## DATASET ROWS:
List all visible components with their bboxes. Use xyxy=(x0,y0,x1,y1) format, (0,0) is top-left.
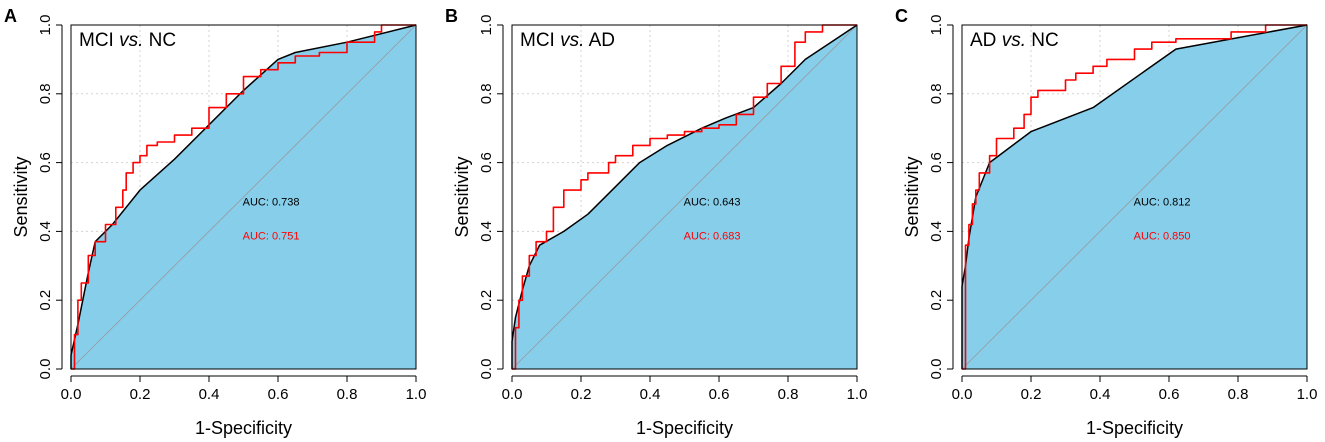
auc-label-red: AUC: 0.751 xyxy=(243,231,300,243)
y-tick-label: 1.0 xyxy=(928,15,945,36)
y-tick-label: 1.0 xyxy=(478,15,495,36)
comparison-title: AD vs. NC xyxy=(970,30,1059,51)
x-tick-label: 0.6 xyxy=(1159,386,1180,403)
x-tick-label: 0.0 xyxy=(61,386,82,403)
title-vs: vs. xyxy=(119,30,143,51)
y-tick-label: 0.0 xyxy=(478,359,495,380)
title-vs: vs. xyxy=(1002,30,1026,51)
x-axis-title: 1-Specificity xyxy=(195,418,292,438)
auc-label-black: AUC: 0.738 xyxy=(243,196,300,208)
title-group-a: AD xyxy=(970,30,1002,51)
y-axis-title: Sensitivity xyxy=(11,156,31,237)
panel-a: A 0.0 0.0 0.2 0.2 0.4 0.4 0.6 0.6 0.8 0.8 1.0 1.0 1-S… xyxy=(4,6,426,438)
auc-label-red: AUC: 0.683 xyxy=(684,231,741,243)
y-tick-label: 0.6 xyxy=(478,152,495,173)
title-vs: vs. xyxy=(560,30,584,51)
y-tick-label: 0.6 xyxy=(928,152,945,173)
roc-curve-model1 xyxy=(70,24,417,369)
y-tick-label: 1.0 xyxy=(37,15,54,36)
x-tick-label: 0.4 xyxy=(640,386,661,403)
y-tick-label: 0.0 xyxy=(928,359,945,380)
x-tick-label: 0.4 xyxy=(199,386,220,403)
roc-curve-model2 xyxy=(512,24,857,370)
x-axis-title: 1-Specificity xyxy=(636,418,733,438)
x-tick-label: 0.2 xyxy=(571,386,592,403)
y-tick-label: 0.4 xyxy=(928,221,945,242)
panel-letter: C xyxy=(895,6,908,26)
auc-label-black: AUC: 0.643 xyxy=(684,196,741,208)
comparison-title: MCI vs. AD xyxy=(520,30,615,51)
plot-frame xyxy=(70,24,417,370)
x-tick-label: 0.0 xyxy=(952,386,973,403)
roc-curve-model2 xyxy=(962,24,1307,370)
title-group-b: AD xyxy=(584,30,615,51)
x-tick-label: 0.4 xyxy=(1090,386,1111,403)
roc-curve-model2 xyxy=(71,24,416,370)
x-tick-label: 0.2 xyxy=(130,386,151,403)
x-axis-title: 1-Specificity xyxy=(1086,418,1183,438)
chance-diagonal xyxy=(961,24,1308,370)
y-tick-label: 0.8 xyxy=(478,83,495,104)
x-tick-label: 0.8 xyxy=(337,386,358,403)
x-tick-label: 0.8 xyxy=(778,386,799,403)
title-group-b: NC xyxy=(1026,30,1059,51)
roc-curve-model1 xyxy=(511,24,858,369)
x-tick-label: 1.0 xyxy=(406,386,427,403)
x-tick-label: 1.0 xyxy=(1297,386,1318,403)
x-tick-label: 0.6 xyxy=(268,386,289,403)
y-tick-label: 0.6 xyxy=(37,152,54,173)
roc-curve-model1 xyxy=(961,24,1308,369)
x-tick-label: 0.0 xyxy=(502,386,523,403)
panel-letter: B xyxy=(445,6,458,26)
y-tick-label: 0.4 xyxy=(478,221,495,242)
y-tick-label: 0.0 xyxy=(37,359,54,380)
panel-letter: A xyxy=(4,6,17,26)
x-tick-label: 0.2 xyxy=(1021,386,1042,403)
x-tick-label: 1.0 xyxy=(847,386,868,403)
y-tick-label: 0.2 xyxy=(928,290,945,311)
chance-diagonal xyxy=(70,24,417,370)
y-tick-label: 0.8 xyxy=(928,83,945,104)
panel-c: C 0.0 0.0 0.2 0.2 0.4 0.4 0.6 0.6 0.8 0.8 1.0 1.0 1-S… xyxy=(895,6,1317,438)
comparison-title: MCI vs. NC xyxy=(79,30,176,51)
title-group-b: NC xyxy=(143,30,176,51)
y-axis-title: Sensitivity xyxy=(902,156,922,237)
y-tick-label: 0.2 xyxy=(37,290,54,311)
auc-label-black: AUC: 0.812 xyxy=(1134,196,1191,208)
title-group-a: MCI xyxy=(520,30,560,51)
plot-frame xyxy=(511,24,858,370)
y-tick-label: 0.8 xyxy=(37,83,54,104)
x-tick-label: 0.8 xyxy=(1228,386,1249,403)
plot-frame xyxy=(961,24,1308,370)
title-group-a: MCI xyxy=(79,30,119,51)
panel-b: B 0.0 0.0 0.2 0.2 0.4 0.4 0.6 0.6 0.8 0.8 1.0 1.0 1-S… xyxy=(445,6,867,438)
y-axis-title: Sensitivity xyxy=(452,156,472,237)
y-tick-label: 0.2 xyxy=(478,290,495,311)
y-tick-label: 0.4 xyxy=(37,221,54,242)
x-tick-label: 0.6 xyxy=(709,386,730,403)
auc-label-red: AUC: 0.850 xyxy=(1134,231,1191,243)
chance-diagonal xyxy=(511,24,858,370)
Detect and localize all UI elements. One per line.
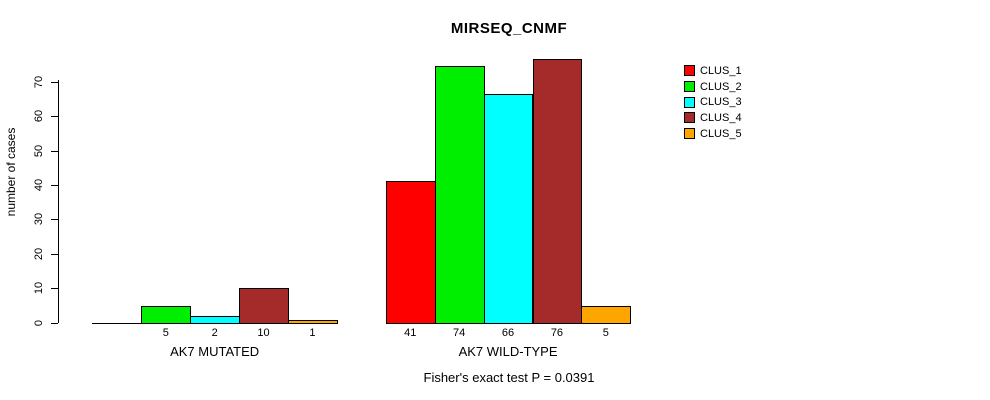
- y-tick-label-60: 60: [33, 109, 45, 123]
- legend-item-clus_2: CLUS_2: [684, 79, 742, 95]
- y-tick-30: [51, 219, 58, 221]
- legend-swatch-clus_5: [684, 128, 695, 140]
- bar-clus_5-group1: [288, 319, 338, 324]
- y-tick-label-0: 0: [33, 319, 45, 326]
- legend-item-clus_3: CLUS_3: [684, 94, 742, 110]
- bar-value-label-clus_4-group1: 10: [257, 327, 270, 339]
- fisher-test-note: Fisher's exact test P = 0.0391: [423, 370, 595, 385]
- legend-item-clus_4: CLUS_4: [684, 110, 742, 126]
- chart-title: MIRSEQ_CNMF: [450, 20, 568, 37]
- bar-clus_1-group2: [385, 180, 436, 324]
- y-tick-0: [51, 322, 58, 324]
- y-tick-50: [51, 150, 58, 152]
- legend-swatch-clus_1: [684, 65, 695, 77]
- bar-clus_4-group1: [239, 288, 289, 324]
- y-tick-label-50: 50: [33, 144, 45, 157]
- bar-value-label-clus_5-group2: 5: [602, 327, 609, 339]
- legend-swatch-clus_4: [684, 112, 695, 124]
- legend-item-clus_5: CLUS_5: [684, 126, 742, 142]
- bar-value-label-clus_3-group1: 2: [211, 327, 218, 339]
- bar-clus_3-group1: [190, 316, 241, 324]
- bar-value-label-clus_2-group2: 74: [453, 327, 466, 339]
- legend-item-clus_1: CLUS_1: [684, 63, 742, 79]
- y-tick-label-40: 40: [33, 178, 45, 192]
- group-label-1: AK7 MUTATED: [170, 344, 260, 359]
- bar-value-label-clus_2-group1: 5: [162, 327, 169, 339]
- bar-value-label-clus_1-group2: 41: [404, 327, 417, 339]
- y-tick-40: [51, 184, 58, 186]
- y-axis-label: number of cases: [4, 127, 18, 217]
- legend-label-clus_4: CLUS_4: [700, 111, 742, 124]
- legend-swatch-clus_3: [684, 96, 695, 108]
- y-tick-20: [51, 253, 58, 255]
- y-tick-label-30: 30: [33, 213, 45, 226]
- bar-value-label-clus_3-group2: 66: [501, 327, 515, 339]
- bar-clus_3-group2: [483, 93, 534, 324]
- legend-label-clus_5: CLUS_5: [700, 127, 742, 140]
- bar-value-label-clus_4-group2: 76: [550, 327, 564, 339]
- bar-clus_2-group1: [141, 305, 192, 324]
- legend-label-clus_1: CLUS_1: [700, 64, 742, 77]
- group-label-2: AK7 WILD-TYPE: [458, 344, 558, 359]
- y-tick-label-70: 70: [33, 75, 45, 88]
- bar-value-label-clus_5-group1: 1: [309, 327, 316, 339]
- legend-label-clus_2: CLUS_2: [700, 80, 742, 93]
- y-tick-10: [51, 288, 58, 290]
- legend: CLUS_1 CLUS_2 CLUS_3 CLUS_4 CLUS_5: [684, 63, 742, 141]
- bar-clus_4-group2: [532, 59, 583, 324]
- legend-label-clus_3: CLUS_3: [700, 96, 742, 109]
- legend-swatch-clus_2: [684, 81, 695, 93]
- y-axis-line: [58, 80, 59, 323]
- y-tick-label-10: 10: [33, 281, 45, 295]
- y-tick-label-20: 20: [33, 247, 45, 260]
- y-tick-60: [51, 116, 58, 118]
- bar-clus_5-group2: [581, 305, 632, 324]
- bar-clus_2-group2: [434, 65, 485, 324]
- y-tick-70: [51, 81, 58, 83]
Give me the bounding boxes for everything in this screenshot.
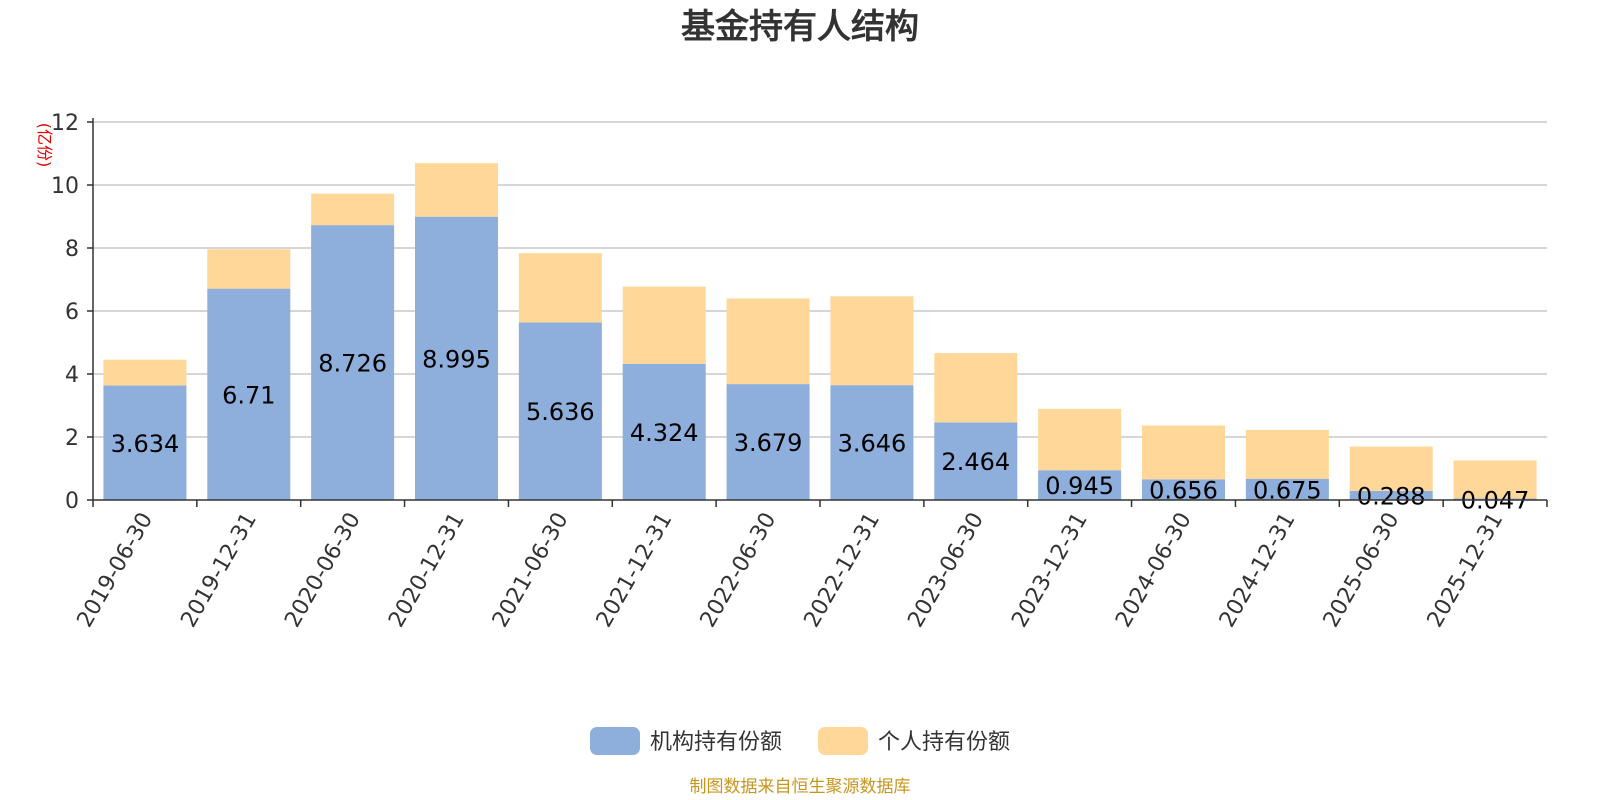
legend-item-institutional[interactable]: 机构持有份额 bbox=[590, 727, 782, 755]
x-tick-label: 2023-06-30 bbox=[903, 508, 989, 631]
x-tick-label: 2019-06-30 bbox=[73, 509, 159, 632]
bars bbox=[103, 163, 1537, 501]
axes bbox=[92, 118, 1547, 501]
x-tick-label: 2019-12-31 bbox=[176, 509, 262, 632]
bar-institutional-2022-12-31[interactable] bbox=[830, 385, 914, 500]
x-tick-label: 2021-06-30 bbox=[488, 509, 574, 632]
bar-individual-2025-12-31[interactable] bbox=[1453, 460, 1537, 499]
y-axis-ticks: 0 2 4 6 8 10 12 bbox=[51, 111, 93, 514]
x-tick-label: 2020-06-30 bbox=[280, 509, 366, 632]
bar-institutional-2020-06-30[interactable] bbox=[311, 225, 395, 501]
y-tick-label: 2 bbox=[65, 426, 79, 451]
legend-item-individual[interactable]: 个人持有份额 bbox=[818, 727, 1010, 755]
y-axis-unit-label: (亿份) bbox=[35, 123, 54, 168]
x-tick-label: 2020-12-31 bbox=[384, 509, 470, 632]
data-label: 5.636 bbox=[526, 398, 595, 426]
bar-institutional-2024-12-31[interactable] bbox=[1245, 478, 1329, 500]
bar-individual-2024-06-30[interactable] bbox=[1142, 425, 1225, 480]
data-label: 3.634 bbox=[111, 430, 180, 458]
bar-individual-2019-06-30[interactable] bbox=[103, 359, 187, 386]
bar-individual-2019-12-31[interactable] bbox=[207, 249, 291, 289]
data-label: 4.324 bbox=[630, 419, 699, 447]
bar-institutional-2025-06-30[interactable] bbox=[1349, 490, 1433, 500]
y-tick-label: 8 bbox=[65, 237, 79, 262]
bar-individual-2023-12-31[interactable] bbox=[1038, 408, 1122, 471]
x-tick-label: 2022-12-31 bbox=[800, 509, 886, 632]
data-label: 0.945 bbox=[1045, 472, 1114, 500]
chart-title: 基金持有人结构 bbox=[681, 7, 919, 47]
data-label: 6.71 bbox=[222, 381, 275, 409]
legend-label: 个人持有份额 bbox=[878, 730, 1010, 755]
x-tick-label: 2025-12-31 bbox=[1423, 509, 1509, 632]
bar-individual-2025-06-30[interactable] bbox=[1349, 446, 1433, 491]
bar-institutional-2021-06-30[interactable] bbox=[518, 322, 602, 500]
y-tick-label: 12 bbox=[51, 111, 79, 136]
source-note: 制图数据来自恒生聚源数据库 bbox=[690, 777, 911, 797]
x-tick-label: 2025-06-30 bbox=[1319, 509, 1405, 632]
data-label: 3.679 bbox=[734, 429, 803, 457]
x-tick-label: 2022-06-30 bbox=[696, 509, 782, 632]
x-axis-ticks: 2019-06-30 2019-12-31 2020-06-30 2020-12-31… bbox=[73, 500, 1548, 632]
bar-individual-2020-06-30[interactable] bbox=[311, 193, 395, 226]
data-label: 3.646 bbox=[838, 430, 907, 458]
bar-institutional-2024-06-30[interactable] bbox=[1142, 479, 1225, 500]
y-tick-label: 6 bbox=[65, 300, 79, 325]
bar-individual-2022-06-30[interactable] bbox=[726, 298, 810, 385]
x-tick-label: 2021-12-31 bbox=[592, 509, 678, 632]
y-tick-label: 10 bbox=[51, 174, 79, 199]
bar-individual-2021-06-30[interactable] bbox=[518, 253, 602, 323]
bar-individual-2021-12-31[interactable] bbox=[622, 286, 706, 364]
y-tick-label: 0 bbox=[65, 489, 79, 514]
bar-institutional-2023-06-30[interactable] bbox=[934, 422, 1018, 500]
data-label: 8.726 bbox=[318, 350, 387, 378]
bar-individual-2020-12-31[interactable] bbox=[415, 163, 498, 217]
data-label: 2.464 bbox=[941, 448, 1010, 476]
bar-institutional-2022-06-30[interactable] bbox=[726, 384, 810, 500]
bar-individual-2023-06-30[interactable] bbox=[934, 353, 1018, 423]
bar-institutional-2020-12-31[interactable] bbox=[415, 216, 498, 500]
x-tick-label: 2024-06-30 bbox=[1111, 509, 1197, 632]
data-label: 0.288 bbox=[1357, 482, 1426, 510]
legend-swatch bbox=[818, 727, 868, 755]
legend[interactable]: 机构持有份额 个人持有份额 bbox=[590, 727, 1010, 755]
bar-institutional-2019-06-30[interactable] bbox=[103, 385, 187, 500]
bar-institutional-2023-12-31[interactable] bbox=[1038, 470, 1122, 500]
bar-individual-2024-12-31[interactable] bbox=[1245, 429, 1329, 479]
gridlines bbox=[93, 121, 1547, 438]
bar-individual-2022-12-31[interactable] bbox=[830, 296, 914, 386]
data-label: 8.995 bbox=[422, 345, 491, 373]
bar-institutional-2019-12-31[interactable] bbox=[207, 288, 291, 500]
bar-institutional-2021-12-31[interactable] bbox=[622, 363, 706, 500]
x-tick-label: 2024-12-31 bbox=[1215, 509, 1301, 632]
legend-label: 机构持有份额 bbox=[650, 730, 782, 755]
y-tick-label: 4 bbox=[65, 363, 79, 388]
x-tick-label: 2023-12-31 bbox=[1007, 509, 1093, 632]
legend-swatch bbox=[590, 727, 640, 755]
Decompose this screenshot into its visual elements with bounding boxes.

## STATED PROBLEM:
Please rewrite everything from the line containing "727, 782, 755]" down to the line containing "x-tick-label: 2022-12-31 bbox=[800, 509, 886, 632]", substituting "value-label" for "data-label" and keeping the rest unchanged.

## EXERCISE OUTPUT:
legend-item-institutional[interactable]: 机构持有份额 bbox=[590, 727, 782, 755]
x-tick-label: 2023-06-30 bbox=[903, 508, 989, 631]
x-tick-label: 2019-06-30 bbox=[73, 509, 159, 632]
bars bbox=[103, 163, 1537, 501]
axes bbox=[92, 118, 1547, 501]
x-tick-label: 2019-12-31 bbox=[176, 509, 262, 632]
bar-institutional-2022-12-31[interactable] bbox=[830, 385, 914, 500]
x-tick-label: 2021-06-30 bbox=[488, 509, 574, 632]
bar-individual-2025-12-31[interactable] bbox=[1453, 460, 1537, 499]
y-axis-ticks: 0 2 4 6 8 10 12 bbox=[51, 111, 93, 514]
x-tick-label: 2020-06-30 bbox=[280, 509, 366, 632]
bar-institutional-2020-06-30[interactable] bbox=[311, 225, 395, 501]
y-tick-label: 2 bbox=[65, 426, 79, 451]
legend-item-individual[interactable]: 个人持有份额 bbox=[818, 727, 1010, 755]
y-axis-unit-label: (亿份) bbox=[35, 123, 54, 168]
x-tick-label: 2020-12-31 bbox=[384, 509, 470, 632]
value-label: 5.636 bbox=[526, 398, 595, 426]
bar-institutional-2024-12-31[interactable] bbox=[1245, 478, 1329, 500]
bar-individual-2024-06-30[interactable] bbox=[1142, 425, 1225, 480]
value-label: 3.634 bbox=[111, 430, 180, 458]
bar-individual-2019-06-30[interactable] bbox=[103, 359, 187, 386]
bar-individual-2019-12-31[interactable] bbox=[207, 249, 291, 289]
value-label: 4.324 bbox=[630, 419, 699, 447]
bar-institutional-2025-06-30[interactable] bbox=[1349, 490, 1433, 500]
y-tick-label: 8 bbox=[65, 237, 79, 262]
bar-individual-2023-12-31[interactable] bbox=[1038, 408, 1122, 471]
x-tick-label: 2022-12-31 bbox=[800, 509, 886, 632]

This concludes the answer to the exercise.